_Set problem_
Your task is to output all the records below, word for word.

_Records for this exercise_
+ + + + + + +

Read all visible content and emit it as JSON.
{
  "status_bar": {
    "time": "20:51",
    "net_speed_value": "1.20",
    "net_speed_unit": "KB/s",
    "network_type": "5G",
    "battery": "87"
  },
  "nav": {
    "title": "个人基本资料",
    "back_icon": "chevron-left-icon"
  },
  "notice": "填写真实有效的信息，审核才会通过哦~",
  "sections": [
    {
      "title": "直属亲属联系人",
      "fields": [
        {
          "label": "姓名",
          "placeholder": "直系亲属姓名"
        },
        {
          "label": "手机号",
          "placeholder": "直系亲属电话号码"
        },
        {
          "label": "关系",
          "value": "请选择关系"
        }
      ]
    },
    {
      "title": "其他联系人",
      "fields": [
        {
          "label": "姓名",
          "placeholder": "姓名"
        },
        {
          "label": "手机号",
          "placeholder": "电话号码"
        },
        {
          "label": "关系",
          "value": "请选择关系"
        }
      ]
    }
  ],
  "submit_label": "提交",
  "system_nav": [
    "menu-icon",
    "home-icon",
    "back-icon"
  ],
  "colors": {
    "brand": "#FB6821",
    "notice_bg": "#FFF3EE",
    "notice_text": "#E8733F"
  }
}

+ + + + + + +

_Exercise result_
Read all visible content and emit it as JSON.
{
  "status_bar": {
    "time": "20:51",
    "net_speed_value": "1.20",
    "net_speed_unit": "KB/s",
    "network_type": "5G",
    "battery": "87"
  },
  "nav": {
    "title": "个人基本资料",
    "back_icon": "chevron-left-icon"
  },
  "notice": "填写真实有效的信息，审核才会通过哦~",
  "sections": [
    {
      "title": "直属亲属联系人",
      "fields": [
        {
          "label": "姓名",
          "placeholder": "直系亲属姓名"
        },
        {
          "label": "手机号",
          "placeholder": "直系亲属电话号码"
        },
        {
          "label": "关系",
          "value": "请选择关系"
        }
      ]
    },
    {
      "title": "其他联系人",
      "fields": [
        {
          "label": "姓名",
          "placeholder": "姓名"
        },
        {
          "label": "手机号",
          "placeholder": "电话号码"
        },
        {
          "label": "关系",
          "value": "请选择关系"
        }
      ]
    }
  ],
  "submit_label": "提交",
  "system_nav": [
    "menu-icon",
    "home-icon",
    "back-icon"
  ],
  "colors": {
    "brand": "#FB6821",
    "notice_bg": "#FFF3EE",
    "notice_text": "#E8733F"
  }
}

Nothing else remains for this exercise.